Task to complete => Transcribe every entry below word for word, but skip the pictures.

[Record list start]

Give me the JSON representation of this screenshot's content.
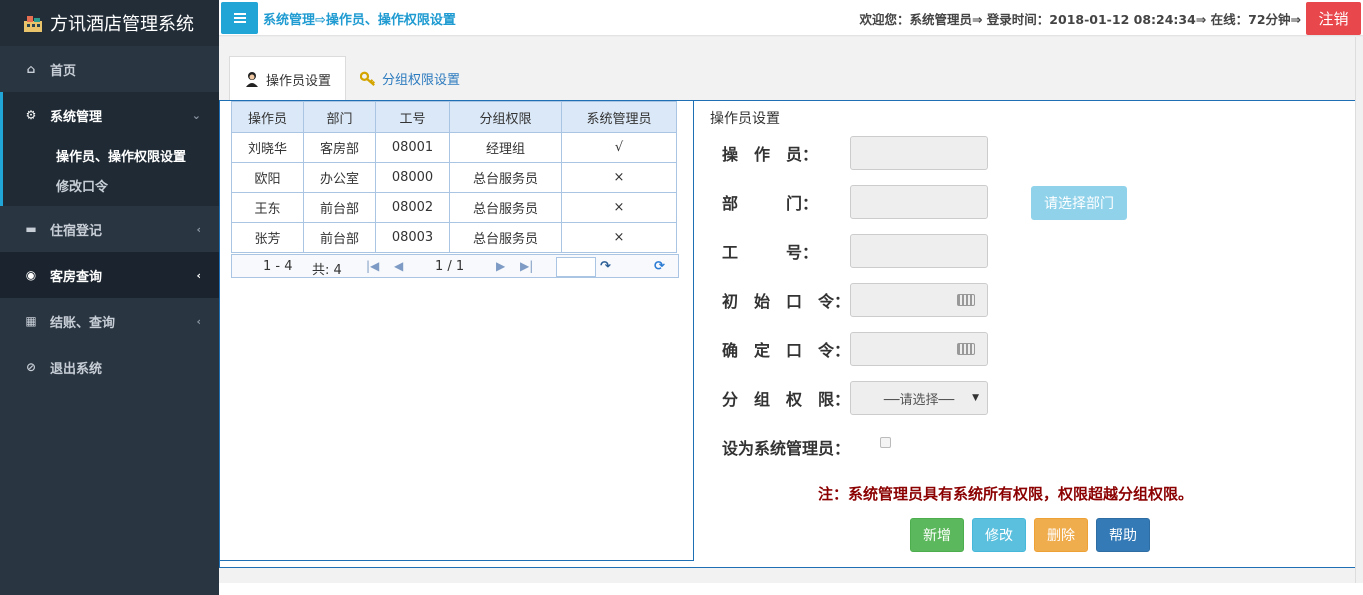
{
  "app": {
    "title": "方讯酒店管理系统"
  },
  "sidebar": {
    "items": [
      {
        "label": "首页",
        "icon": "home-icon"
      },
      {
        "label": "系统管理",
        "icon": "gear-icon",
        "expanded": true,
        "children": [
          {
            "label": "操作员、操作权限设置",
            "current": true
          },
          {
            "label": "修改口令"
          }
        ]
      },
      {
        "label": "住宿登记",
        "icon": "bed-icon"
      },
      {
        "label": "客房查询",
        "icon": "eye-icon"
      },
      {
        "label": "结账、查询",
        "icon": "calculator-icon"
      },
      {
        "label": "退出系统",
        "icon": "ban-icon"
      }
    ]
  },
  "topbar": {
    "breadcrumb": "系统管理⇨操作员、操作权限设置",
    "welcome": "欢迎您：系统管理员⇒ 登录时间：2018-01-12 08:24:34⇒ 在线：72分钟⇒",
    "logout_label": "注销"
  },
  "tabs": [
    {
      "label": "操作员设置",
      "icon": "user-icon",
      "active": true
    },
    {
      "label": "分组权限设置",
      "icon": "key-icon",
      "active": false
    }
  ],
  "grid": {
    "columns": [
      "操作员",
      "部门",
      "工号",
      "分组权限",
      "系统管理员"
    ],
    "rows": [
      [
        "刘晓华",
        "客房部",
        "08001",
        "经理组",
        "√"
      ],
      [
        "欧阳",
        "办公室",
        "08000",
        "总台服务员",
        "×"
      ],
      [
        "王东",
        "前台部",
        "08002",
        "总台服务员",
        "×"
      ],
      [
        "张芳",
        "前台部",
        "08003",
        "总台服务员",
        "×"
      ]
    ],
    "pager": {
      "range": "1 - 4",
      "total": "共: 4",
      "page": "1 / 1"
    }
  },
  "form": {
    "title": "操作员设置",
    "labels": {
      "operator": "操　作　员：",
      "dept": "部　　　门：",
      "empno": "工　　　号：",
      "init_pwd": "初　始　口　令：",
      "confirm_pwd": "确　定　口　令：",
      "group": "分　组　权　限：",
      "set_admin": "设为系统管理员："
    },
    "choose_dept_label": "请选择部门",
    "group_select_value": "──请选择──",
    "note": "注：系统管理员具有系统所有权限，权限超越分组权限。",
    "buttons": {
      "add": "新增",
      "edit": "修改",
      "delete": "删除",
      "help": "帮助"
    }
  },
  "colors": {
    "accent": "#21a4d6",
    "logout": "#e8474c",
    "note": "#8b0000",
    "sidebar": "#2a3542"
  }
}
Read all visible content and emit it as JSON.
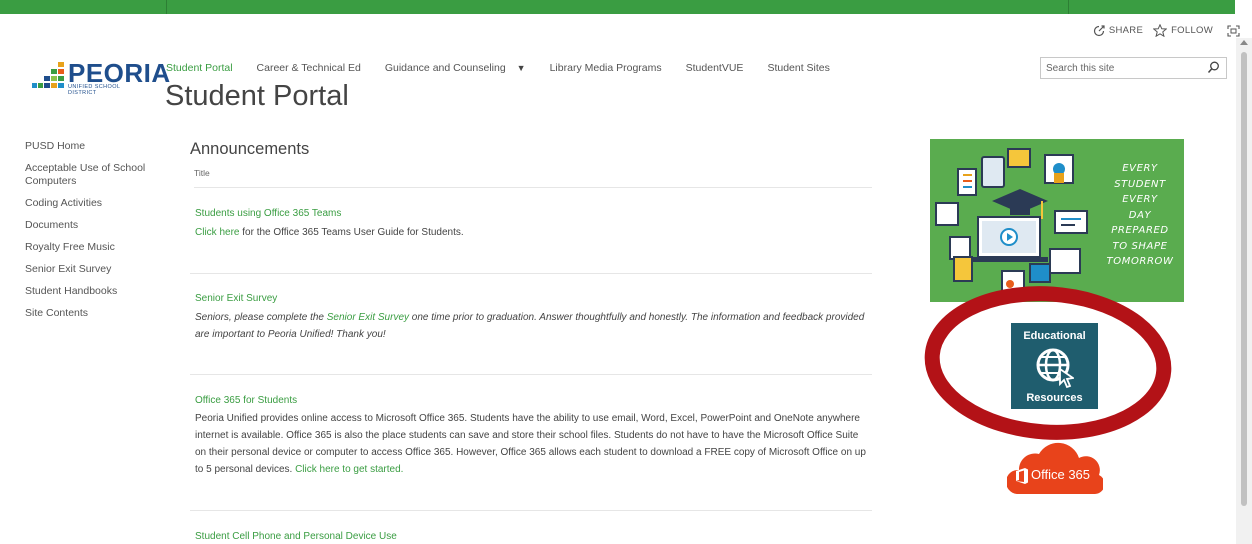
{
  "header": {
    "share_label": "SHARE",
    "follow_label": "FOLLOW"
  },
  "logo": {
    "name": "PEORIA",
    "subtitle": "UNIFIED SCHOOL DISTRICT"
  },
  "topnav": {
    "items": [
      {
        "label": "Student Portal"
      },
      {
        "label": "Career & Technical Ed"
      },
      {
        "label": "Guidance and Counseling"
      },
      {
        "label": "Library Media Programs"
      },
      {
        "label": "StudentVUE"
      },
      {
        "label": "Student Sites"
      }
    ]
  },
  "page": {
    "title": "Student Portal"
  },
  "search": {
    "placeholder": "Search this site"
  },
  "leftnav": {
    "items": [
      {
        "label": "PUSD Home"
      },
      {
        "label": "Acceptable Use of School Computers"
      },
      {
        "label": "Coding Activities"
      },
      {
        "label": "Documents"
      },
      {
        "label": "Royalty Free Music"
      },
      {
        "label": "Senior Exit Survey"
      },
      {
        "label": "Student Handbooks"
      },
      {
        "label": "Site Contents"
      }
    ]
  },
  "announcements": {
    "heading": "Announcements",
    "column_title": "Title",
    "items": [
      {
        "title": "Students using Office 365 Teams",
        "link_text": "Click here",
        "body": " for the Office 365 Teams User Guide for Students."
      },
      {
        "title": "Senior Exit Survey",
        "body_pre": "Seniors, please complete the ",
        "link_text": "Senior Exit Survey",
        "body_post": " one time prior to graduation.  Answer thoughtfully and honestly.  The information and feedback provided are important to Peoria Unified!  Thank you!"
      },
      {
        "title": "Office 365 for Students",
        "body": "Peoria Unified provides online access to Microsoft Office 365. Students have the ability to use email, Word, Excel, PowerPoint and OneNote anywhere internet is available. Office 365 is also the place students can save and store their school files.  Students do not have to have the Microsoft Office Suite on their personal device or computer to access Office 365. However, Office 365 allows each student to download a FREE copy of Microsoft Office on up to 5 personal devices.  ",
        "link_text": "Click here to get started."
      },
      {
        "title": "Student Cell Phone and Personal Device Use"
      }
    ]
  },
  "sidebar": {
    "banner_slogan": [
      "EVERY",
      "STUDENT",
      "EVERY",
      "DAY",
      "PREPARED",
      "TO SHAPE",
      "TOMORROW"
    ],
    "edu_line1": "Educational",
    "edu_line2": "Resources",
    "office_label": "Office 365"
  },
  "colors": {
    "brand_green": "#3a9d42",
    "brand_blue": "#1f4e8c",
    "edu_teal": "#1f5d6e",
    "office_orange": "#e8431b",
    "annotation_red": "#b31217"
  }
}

[Record list end]

Task response =>
Give me the JSON representation of this screenshot's content.
{
  "app": {
    "title": "方讯酒店管理系统"
  },
  "sidebar": {
    "items": [
      {
        "label": "首页",
        "icon": "home-icon"
      },
      {
        "label": "系统管理",
        "icon": "gear-icon",
        "expanded": true,
        "children": [
          {
            "label": "操作员、操作权限设置",
            "current": true
          },
          {
            "label": "修改口令"
          }
        ]
      },
      {
        "label": "住宿登记",
        "icon": "bed-icon"
      },
      {
        "label": "客房查询",
        "icon": "eye-icon"
      },
      {
        "label": "结账、查询",
        "icon": "calculator-icon"
      },
      {
        "label": "退出系统",
        "icon": "ban-icon"
      }
    ]
  },
  "topbar": {
    "breadcrumb": "系统管理⇨操作员、操作权限设置",
    "welcome": "欢迎您：系统管理员⇒ 登录时间：2018-01-12 08:24:34⇒ 在线：72分钟⇒",
    "logout_label": "注销"
  },
  "tabs": [
    {
      "label": "操作员设置",
      "icon": "user-icon",
      "active": true
    },
    {
      "label": "分组权限设置",
      "icon": "key-icon",
      "active": false
    }
  ],
  "grid": {
    "columns": [
      "操作员",
      "部门",
      "工号",
      "分组权限",
      "系统管理员"
    ],
    "rows": [
      [
        "刘晓华",
        "客房部",
        "08001",
        "经理组",
        "√"
      ],
      [
        "欧阳",
        "办公室",
        "08000",
        "总台服务员",
        "×"
      ],
      [
        "王东",
        "前台部",
        "08002",
        "总台服务员",
        "×"
      ],
      [
        "张芳",
        "前台部",
        "08003",
        "总台服务员",
        "×"
      ]
    ],
    "pager": {
      "range": "1 - 4",
      "total": "共: 4",
      "page": "1 / 1"
    }
  },
  "form": {
    "title": "操作员设置",
    "labels": {
      "operator": "操　作　员：",
      "dept": "部　　　门：",
      "empno": "工　　　号：",
      "init_pwd": "初　始　口　令：",
      "confirm_pwd": "确　定　口　令：",
      "group": "分　组　权　限：",
      "set_admin": "设为系统管理员："
    },
    "choose_dept_label": "请选择部门",
    "group_select_value": "──请选择──",
    "note": "注：系统管理员具有系统所有权限，权限超越分组权限。",
    "buttons": {
      "add": "新增",
      "edit": "修改",
      "delete": "删除",
      "help": "帮助"
    }
  },
  "colors": {
    "accent": "#21a4d6",
    "logout": "#e8474c",
    "note": "#8b0000",
    "sidebar": "#2a3542"
  }
}
Read all visible content and emit it as JSON.
{
  "header": {
    "share_label": "SHARE",
    "follow_label": "FOLLOW"
  },
  "logo": {
    "name": "PEORIA",
    "subtitle": "UNIFIED SCHOOL DISTRICT"
  },
  "topnav": {
    "items": [
      {
        "label": "Student Portal"
      },
      {
        "label": "Career & Technical Ed"
      },
      {
        "label": "Guidance and Counseling"
      },
      {
        "label": "Library Media Programs"
      },
      {
        "label": "StudentVUE"
      },
      {
        "label": "Student Sites"
      }
    ]
  },
  "page": {
    "title": "Student Portal"
  },
  "search": {
    "placeholder": "Search this site"
  },
  "leftnav": {
    "items": [
      {
        "label": "PUSD Home"
      },
      {
        "label": "Acceptable Use of School Computers"
      },
      {
        "label": "Coding Activities"
      },
      {
        "label": "Documents"
      },
      {
        "label": "Royalty Free Music"
      },
      {
        "label": "Senior Exit Survey"
      },
      {
        "label": "Student Handbooks"
      },
      {
        "label": "Site Contents"
      }
    ]
  },
  "announcements": {
    "heading": "Announcements",
    "column_title": "Title",
    "items": [
      {
        "title": "Students using Office 365 Teams",
        "link_text": "Click here",
        "body": " for the Office 365 Teams User Guide for Students."
      },
      {
        "title": "Senior Exit Survey",
        "body_pre": "Seniors, please complete the ",
        "link_text": "Senior Exit Survey",
        "body_post": " one time prior to graduation.  Answer thoughtfully and honestly.  The information and feedback provided are important to Peoria Unified!  Thank you!"
      },
      {
        "title": "Office 365 for Students",
        "body": "Peoria Unified provides online access to Microsoft Office 365. Students have the ability to use email, Word, Excel, PowerPoint and OneNote anywhere internet is available. Office 365 is also the place students can save and store their school files.  Students do not have to have the Microsoft Office Suite on their personal device or computer to access Office 365. However, Office 365 allows each student to download a FREE copy of Microsoft Office on up to 5 personal devices.  ",
        "link_text": "Click here to get started."
      },
      {
        "title": "Student Cell Phone and Personal Device Use"
      }
    ]
  },
  "sidebar": {
    "banner_slogan": [
      "EVERY",
      "STUDENT",
      "EVERY",
      "DAY",
      "PREPARED",
      "TO SHAPE",
      "TOMORROW"
    ],
    "edu_line1": "Educational",
    "edu_line2": "Resources",
    "office_label": "Office 365"
  },
  "colors": {
    "brand_green": "#3a9d42",
    "brand_blue": "#1f4e8c",
    "edu_teal": "#1f5d6e",
    "office_orange": "#e8431b",
    "annotation_red": "#b31217"
  }
}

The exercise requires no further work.